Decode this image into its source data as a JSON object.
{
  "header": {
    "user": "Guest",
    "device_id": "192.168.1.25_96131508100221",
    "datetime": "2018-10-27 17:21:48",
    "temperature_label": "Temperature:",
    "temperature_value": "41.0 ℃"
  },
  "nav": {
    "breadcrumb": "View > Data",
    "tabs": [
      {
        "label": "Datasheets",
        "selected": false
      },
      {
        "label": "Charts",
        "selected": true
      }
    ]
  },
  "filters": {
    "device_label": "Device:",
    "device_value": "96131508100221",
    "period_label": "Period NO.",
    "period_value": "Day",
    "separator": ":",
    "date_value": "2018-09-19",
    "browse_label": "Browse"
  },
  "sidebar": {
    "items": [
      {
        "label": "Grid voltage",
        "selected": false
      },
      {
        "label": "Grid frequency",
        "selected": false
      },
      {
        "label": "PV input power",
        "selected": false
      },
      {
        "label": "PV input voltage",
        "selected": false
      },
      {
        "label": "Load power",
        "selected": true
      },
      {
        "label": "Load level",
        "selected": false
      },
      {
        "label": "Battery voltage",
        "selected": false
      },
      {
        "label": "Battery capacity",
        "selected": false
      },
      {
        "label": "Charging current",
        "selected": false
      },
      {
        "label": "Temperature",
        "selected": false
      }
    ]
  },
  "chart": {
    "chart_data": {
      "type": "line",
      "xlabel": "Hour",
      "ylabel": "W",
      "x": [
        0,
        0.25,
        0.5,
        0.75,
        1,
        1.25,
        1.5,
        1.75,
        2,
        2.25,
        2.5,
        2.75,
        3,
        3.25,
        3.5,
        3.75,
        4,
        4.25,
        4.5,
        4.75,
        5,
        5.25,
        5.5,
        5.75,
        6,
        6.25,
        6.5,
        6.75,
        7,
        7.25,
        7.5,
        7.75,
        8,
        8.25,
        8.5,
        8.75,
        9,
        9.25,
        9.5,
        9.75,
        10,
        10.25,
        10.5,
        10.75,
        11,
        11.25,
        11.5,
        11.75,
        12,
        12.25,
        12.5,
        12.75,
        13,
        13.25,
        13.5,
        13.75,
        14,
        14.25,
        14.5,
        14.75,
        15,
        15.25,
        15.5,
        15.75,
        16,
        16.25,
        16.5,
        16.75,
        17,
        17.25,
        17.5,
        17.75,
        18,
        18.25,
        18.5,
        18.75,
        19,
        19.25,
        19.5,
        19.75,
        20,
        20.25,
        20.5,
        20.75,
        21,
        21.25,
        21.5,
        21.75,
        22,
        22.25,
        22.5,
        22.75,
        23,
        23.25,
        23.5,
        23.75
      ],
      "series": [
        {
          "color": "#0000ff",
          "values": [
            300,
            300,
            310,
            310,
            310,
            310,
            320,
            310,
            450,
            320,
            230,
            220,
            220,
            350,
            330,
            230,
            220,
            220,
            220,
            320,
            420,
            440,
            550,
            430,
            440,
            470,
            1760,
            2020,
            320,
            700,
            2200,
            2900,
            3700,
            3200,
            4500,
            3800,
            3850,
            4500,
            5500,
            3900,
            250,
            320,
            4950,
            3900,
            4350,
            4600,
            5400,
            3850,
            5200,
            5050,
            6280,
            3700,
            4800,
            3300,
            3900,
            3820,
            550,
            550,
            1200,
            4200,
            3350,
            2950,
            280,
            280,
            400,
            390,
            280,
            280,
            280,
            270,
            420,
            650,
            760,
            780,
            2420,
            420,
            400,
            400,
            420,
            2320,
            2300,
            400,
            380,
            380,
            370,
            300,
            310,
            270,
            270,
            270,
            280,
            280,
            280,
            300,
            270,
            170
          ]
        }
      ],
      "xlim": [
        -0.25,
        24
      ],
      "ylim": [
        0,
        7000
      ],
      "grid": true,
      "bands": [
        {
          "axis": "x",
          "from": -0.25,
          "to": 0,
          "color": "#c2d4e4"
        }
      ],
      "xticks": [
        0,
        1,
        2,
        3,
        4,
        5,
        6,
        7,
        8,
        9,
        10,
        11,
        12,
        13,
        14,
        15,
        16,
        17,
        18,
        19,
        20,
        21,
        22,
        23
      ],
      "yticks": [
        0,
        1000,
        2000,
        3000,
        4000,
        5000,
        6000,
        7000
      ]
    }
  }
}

..............................

Repeat all the records. Match each line exactly.

#### Full output
Decode this image into its source data as a JSON object.
{
  "header": {
    "user": "Guest",
    "device_id": "192.168.1.25_96131508100221",
    "datetime": "2018-10-27 17:21:48",
    "temperature_label": "Temperature:",
    "temperature_value": "41.0 ℃"
  },
  "nav": {
    "breadcrumb": "View > Data",
    "tabs": [
      {
        "label": "Datasheets",
        "selected": false
      },
      {
        "label": "Charts",
        "selected": true
      }
    ]
  },
  "filters": {
    "device_label": "Device:",
    "device_value": "96131508100221",
    "period_label": "Period NO.",
    "period_value": "Day",
    "separator": ":",
    "date_value": "2018-09-19",
    "browse_label": "Browse"
  },
  "sidebar": {
    "items": [
      {
        "label": "Grid voltage",
        "selected": false
      },
      {
        "label": "Grid frequency",
        "selected": false
      },
      {
        "label": "PV input power",
        "selected": false
      },
      {
        "label": "PV input voltage",
        "selected": false
      },
      {
        "label": "Load power",
        "selected": true
      },
      {
        "label": "Load level",
        "selected": false
      },
      {
        "label": "Battery voltage",
        "selected": false
      },
      {
        "label": "Battery capacity",
        "selected": false
      },
      {
        "label": "Charging current",
        "selected": false
      },
      {
        "label": "Temperature",
        "selected": false
      }
    ]
  },
  "chart": {
    "chart_data": {
      "type": "line",
      "xlabel": "Hour",
      "ylabel": "W",
      "x": [
        0,
        0.25,
        0.5,
        0.75,
        1,
        1.25,
        1.5,
        1.75,
        2,
        2.25,
        2.5,
        2.75,
        3,
        3.25,
        3.5,
        3.75,
        4,
        4.25,
        4.5,
        4.75,
        5,
        5.25,
        5.5,
        5.75,
        6,
        6.25,
        6.5,
        6.75,
        7,
        7.25,
        7.5,
        7.75,
        8,
        8.25,
        8.5,
        8.75,
        9,
        9.25,
        9.5,
        9.75,
        10,
        10.25,
        10.5,
        10.75,
        11,
        11.25,
        11.5,
        11.75,
        12,
        12.25,
        12.5,
        12.75,
        13,
        13.25,
        13.5,
        13.75,
        14,
        14.25,
        14.5,
        14.75,
        15,
        15.25,
        15.5,
        15.75,
        16,
        16.25,
        16.5,
        16.75,
        17,
        17.25,
        17.5,
        17.75,
        18,
        18.25,
        18.5,
        18.75,
        19,
        19.25,
        19.5,
        19.75,
        20,
        20.25,
        20.5,
        20.75,
        21,
        21.25,
        21.5,
        21.75,
        22,
        22.25,
        22.5,
        22.75,
        23,
        23.25,
        23.5,
        23.75
      ],
      "series": [
        {
          "color": "#0000ff",
          "values": [
            300,
            300,
            310,
            310,
            310,
            310,
            320,
            310,
            450,
            320,
            230,
            220,
            220,
            350,
            330,
            230,
            220,
            220,
            220,
            320,
            420,
            440,
            550,
            430,
            440,
            470,
            1760,
            2020,
            320,
            700,
            2200,
            2900,
            3700,
            3200,
            4500,
            3800,
            3850,
            4500,
            5500,
            3900,
            250,
            320,
            4950,
            3900,
            4350,
            4600,
            5400,
            3850,
            5200,
            5050,
            6280,
            3700,
            4800,
            3300,
            3900,
            3820,
            550,
            550,
            1200,
            4200,
            3350,
            2950,
            280,
            280,
            400,
            390,
            280,
            280,
            280,
            270,
            420,
            650,
            760,
            780,
            2420,
            420,
            400,
            400,
            420,
            2320,
            2300,
            400,
            380,
            380,
            370,
            300,
            310,
            270,
            270,
            270,
            280,
            280,
            280,
            300,
            270,
            170
          ]
        }
      ],
      "xlim": [
        -0.25,
        24
      ],
      "ylim": [
        0,
        7000
      ],
      "grid": true,
      "bands": [
        {
          "axis": "x",
          "from": -0.25,
          "to": 0,
          "color": "#c2d4e4"
        }
      ],
      "xticks": [
        0,
        1,
        2,
        3,
        4,
        5,
        6,
        7,
        8,
        9,
        10,
        11,
        12,
        13,
        14,
        15,
        16,
        17,
        18,
        19,
        20,
        21,
        22,
        23
      ],
      "yticks": [
        0,
        1000,
        2000,
        3000,
        4000,
        5000,
        6000,
        7000
      ]
    }
  }
}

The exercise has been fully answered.